▸ **Brief**: Here are some records; copy every line that holds the word "cloridrato".

━━━━━ Available records

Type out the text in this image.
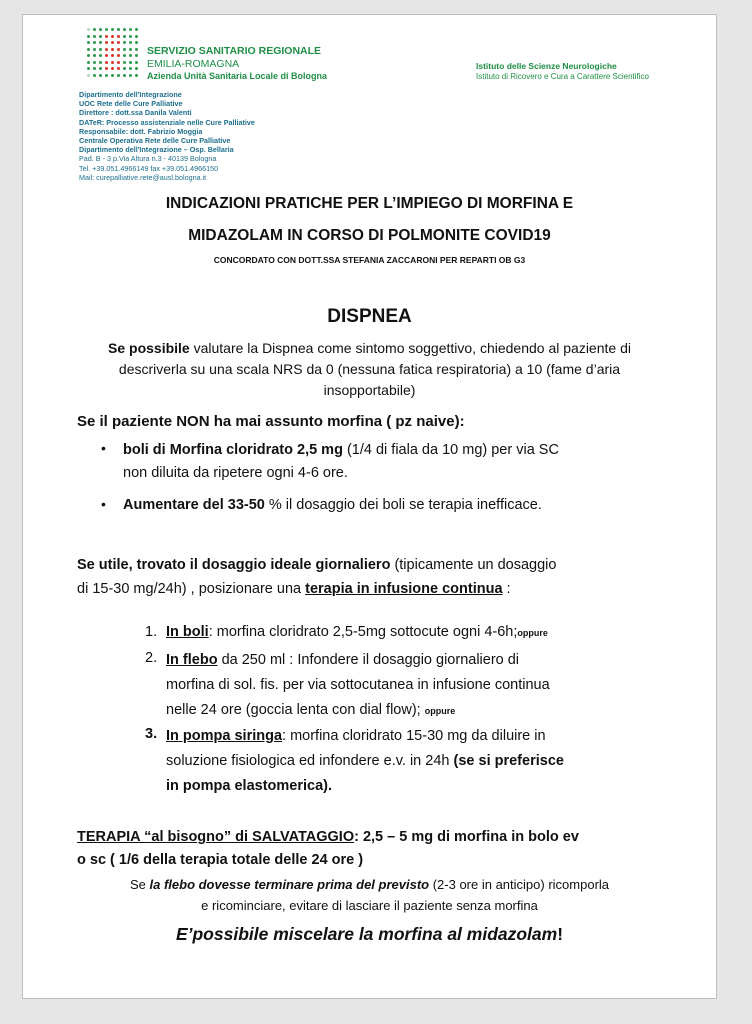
SERVIZIO SANITARIO REGIONALE
EMILIA-ROMAGNA
Azienda Unità Sanitaria Locale di Bologna
Istituto delle Scienze Neurologiche
Istituto di Ricovero e Cura a Carattere Scientifico
Dipartimento dell'Integrazione
UOC Rete delle Cure Palliative
Direttore : dott.ssa Danila Valenti
DATeR: Processo assistenziale nelle Cure Palliative
Responsabile: dott. Fabrizio Moggia
Centrale Operativa Rete delle Cure Palliative
Dipartimento dell'Integrazione – Osp. Bellaria
Pad. B - 3 p.Via Altura n.3 - 40139 Bologna
Tel. +39.051.4966149 fax +39.051.4966150
Mail: curepalliative.rete@ausl.bologna.it
INDICAZIONI PRATICHE PER L’IMPIEGO DI MORFINA E
MIDAZOLAM IN CORSO DI POLMONITE COVID19
CONCORDATO CON DOTT.SSA STEFANIA ZACCARONI PER REPARTI OB G3
DISPNEA
Se possibile valutare la Dispnea come sintomo soggettivo, chiedendo al paziente di
descriverla su una scala NRS da 0 (nessuna fatica respiratoria) a 10 (fame d’aria
insopportabile)
Se il paziente NON ha mai assunto morfina ( pz naive):
• boli di Morfina cloridrato 2,5 mg (1/4 di fiala da 10 mg) per via SC
non diluita da ripetere ogni 4-6 ore.
• Aumentare del 33-50 % il dosaggio dei boli se terapia inefficace.
Se utile, trovato il dosaggio ideale giornaliero (tipicamente un dosaggio
di 15-30 mg/24h) , posizionare una terapia in infusione continua :
1. In boli: morfina cloridrato 2,5-5mg sottocute ogni 4-6h;oppure
2. In flebo da 250 ml : Infondere il dosaggio giornaliero di
morfina di sol. fis. per via sottocutanea in infusione continua
nelle 24 ore (goccia lenta con dial flow); oppure
3. In pompa siringa: morfina cloridrato 15-30 mg da diluire in
soluzione fisiologica ed infondere e.v. in 24h (se si preferisce
in pompa elastomerica).
TERAPIA “al bisogno” di SALVATAGGIO: 2,5 – 5 mg di morfina in bolo ev
o sc ( 1/6 della terapia totale delle 24 ore )
Se la flebo dovesse terminare prima del previsto (2-3 ore in anticipo) ricomporla
e ricominciare, evitare di lasciare il paziente senza morfina
E’possibile miscelare la morfina al midazolam!
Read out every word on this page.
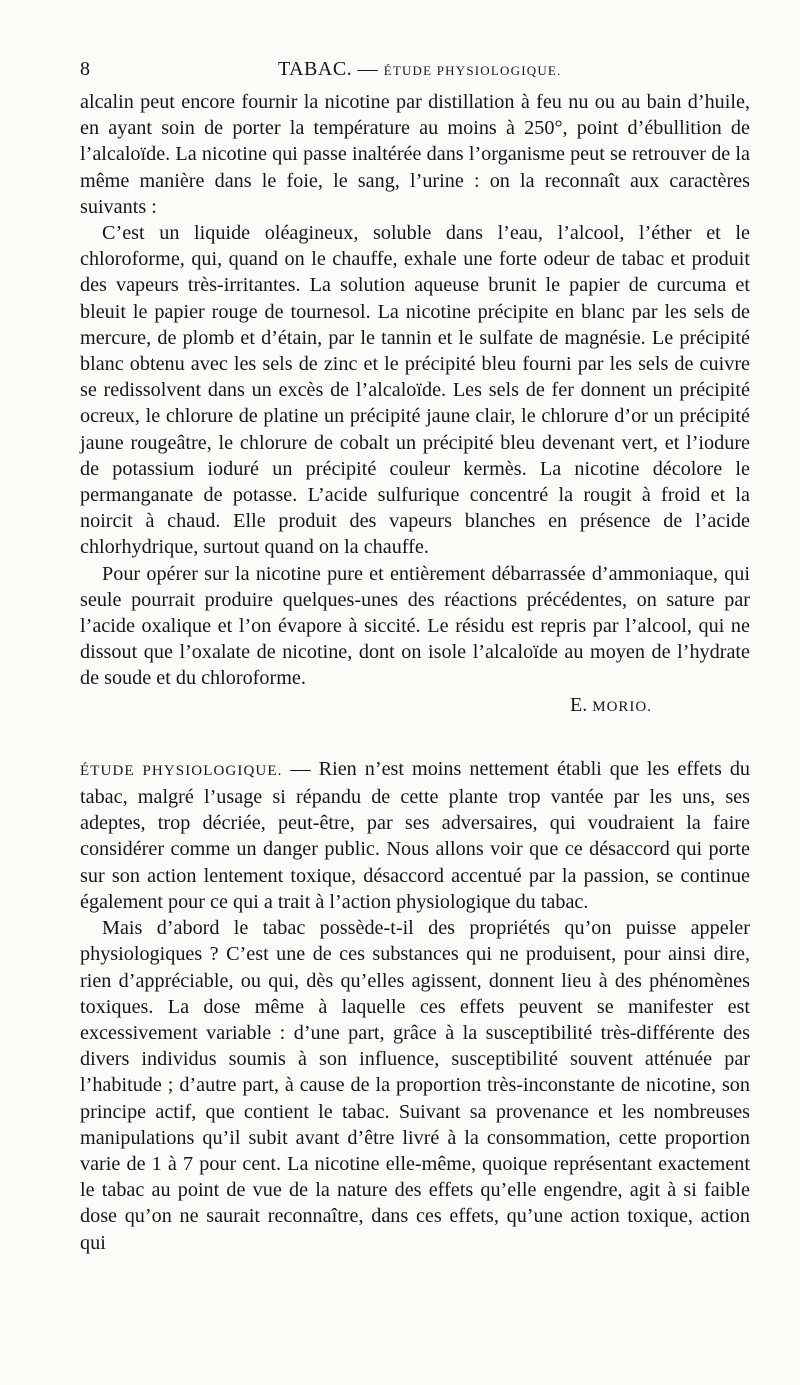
8	TABAC. — ÉTUDE PHYSIOLOGIQUE.

alcalin peut encore fournir la nicotine par distillation à feu nu ou au bain d’huile, en ayant soin de porter la température au moins à 250°, point d’ébullition de l’alcaloïde. La nicotine qui passe inaltérée dans l’organisme peut se retrouver de la même manière dans le foie, le sang, l’urine : on la reconnaît aux caractères suivants :

C’est un liquide oléagineux, soluble dans l’eau, l’alcool, l’éther et le chloroforme, qui, quand on le chauffe, exhale une forte odeur de tabac et produit des vapeurs très-irritantes. La solution aqueuse brunit le papier de curcuma et bleuit le papier rouge de tournesol. La nicotine précipite en blanc par les sels de mercure, de plomb et d’étain, par le tannin et le sulfate de magnésie. Le précipité blanc obtenu avec les sels de zinc et le précipité bleu fourni par les sels de cuivre se redissolvent dans un excès de l’alcaloïde. Les sels de fer donnent un précipité ocreux, le chlorure de platine un précipité jaune clair, le chlorure d’or un précipité jaune rougeâtre, le chlorure de cobalt un précipité bleu devenant vert, et l’iodure de potassium ioduré un précipité couleur kermès. La nicotine décolore le permanganate de potasse. L’acide sulfurique concentré la rougit à froid et la noircit à chaud. Elle produit des vapeurs blanches en présence de l’acide chlorhydrique, surtout quand on la chauffe.

Pour opérer sur la nicotine pure et entièrement débarrassée d’ammoniaque, qui seule pourrait produire quelques-unes des réactions précédentes, on sature par l’acide oxalique et l’on évapore à siccité. Le résidu est repris par l’alcool, qui ne dissout que l’oxalate de nicotine, dont on isole l’alcaloïde au moyen de l’hydrate de soude et du chloroforme.

E. MORIO.

ÉTUDE PHYSIOLOGIQUE. — Rien n’est moins nettement établi que les effets du tabac, malgré l’usage si répandu de cette plante trop vantée par les uns, ses adeptes, trop décriée, peut-être, par ses adversaires, qui voudraient la faire considérer comme un danger public. Nous allons voir que ce désaccord qui porte sur son action lentement toxique, désaccord accentué par la passion, se continue également pour ce qui a trait à l’action physiologique du tabac.

Mais d’abord le tabac possède-t-il des propriétés qu’on puisse appeler physiologiques ? C’est une de ces substances qui ne produisent, pour ainsi dire, rien d’appréciable, ou qui, dès qu’elles agissent, donnent lieu à des phénomènes toxiques. La dose même à laquelle ces effets peuvent se manifester est excessivement variable : d’une part, grâce à la susceptibilité très-différente des divers individus soumis à son influence, susceptibilité souvent atténuée par l’habitude ; d’autre part, à cause de la proportion très-inconstante de nicotine, son principe actif, que contient le tabac. Suivant sa provenance et les nombreuses manipulations qu’il subit avant d’être livré à la consommation, cette proportion varie de 1 à 7 pour cent. La nicotine elle-même, quoique représentant exactement le tabac au point de vue de la nature des effets qu’elle engendre, agit à si faible dose qu’on ne saurait reconnaître, dans ces effets, qu’une action toxique, action qui
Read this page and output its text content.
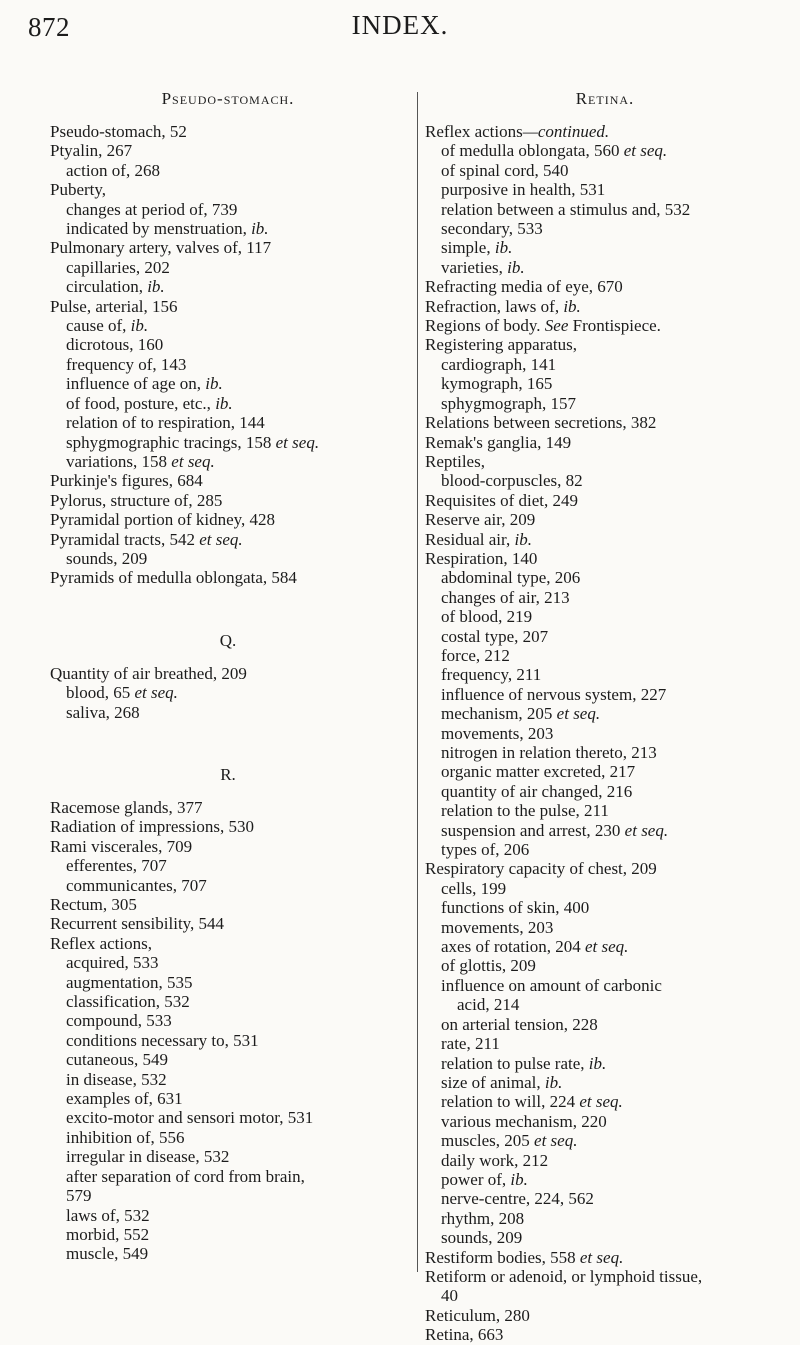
872	INDEX.
Pseudo-stomach.
Pseudo-stomach, 52
Ptyalin, 267
action of, 268
Puberty,
changes at period of, 739
indicated by menstruation, ib.
Pulmonary artery, valves of, 117
capillaries, 202
circulation, ib.
Pulse, arterial, 156
cause of, ib.
dicrotous, 160
frequency of, 143
influence of age on, ib.
of food, posture, etc., ib.
relation of to respiration, 144
sphygmographic tracings, 158 et seq.
variations, 158 et seq.
Purkinje's figures, 684
Pylorus, structure of, 285
Pyramidal portion of kidney, 428
Pyramidal tracts, 542 et seq.
sounds, 209
Pyramids of medulla oblongata, 584
Q.
Quantity of air breathed, 209
blood, 65 et seq.
saliva, 268
R.
Racemose glands, 377
Radiation of impressions, 530
Rami viscerales, 709
efferentes, 707
communicantes, 707
Rectum, 305
Recurrent sensibility, 544
Reflex actions,
acquired, 533
augmentation, 535
classification, 532
compound, 533
conditions necessary to, 531
cutaneous, 549
in disease, 532
examples of, 631
excito-motor and sensori motor, 531
inhibition of, 556
irregular in disease, 532
after separation of cord from brain,
579
laws of, 532
morbid, 552
muscle, 549
Retina.
Reflex actions—continued.
of medulla oblongata, 560 et seq.
of spinal cord, 540
purposive in health, 531
relation between a stimulus and, 532
secondary, 533
simple, ib.
varieties, ib.
Refracting media of eye, 670
Refraction, laws of, ib.
Regions of body. See Frontispiece.
Registering apparatus,
cardiograph, 141
kymograph, 165
sphygmograph, 157
Relations between secretions, 382
Remak's ganglia, 149
Reptiles,
blood-corpuscles, 82
Requisites of diet, 249
Reserve air, 209
Residual air, ib.
Respiration, 140
abdominal type, 206
changes of air, 213
of blood, 219
costal type, 207
force, 212
frequency, 211
influence of nervous system, 227
mechanism, 205 et seq.
movements, 203
nitrogen in relation thereto, 213
organic matter excreted, 217
quantity of air changed, 216
relation to the pulse, 211
suspension and arrest, 230 et seq.
types of, 206
Respiratory capacity of chest, 209
cells, 199
functions of skin, 400
movements, 203
axes of rotation, 204 et seq.
of glottis, 209
influence on amount of carbonic
acid, 214
on arterial tension, 228
rate, 211
relation to pulse rate, ib.
size of animal, ib.
relation to will, 224 et seq.
various mechanism, 220
muscles, 205 et seq.
daily work, 212
power of, ib.
nerve-centre, 224, 562
rhythm, 208
sounds, 209
Restiform bodies, 558 et seq.
Retiform or adenoid, or lymphoid tissue,
40
Reticulum, 280
Retina, 663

━━━━━━━━━━

▸ **Answer to the task**:
• boli di Morfina cloridrato 2,5 mg (1/4 di fiala da 10 mg) per via SC
1. In boli: morfina cloridrato 2,5-5mg sottocute ogni 4-6h;oppure
3. In pompa siringa: morfina cloridrato 15-30 mg da diluire in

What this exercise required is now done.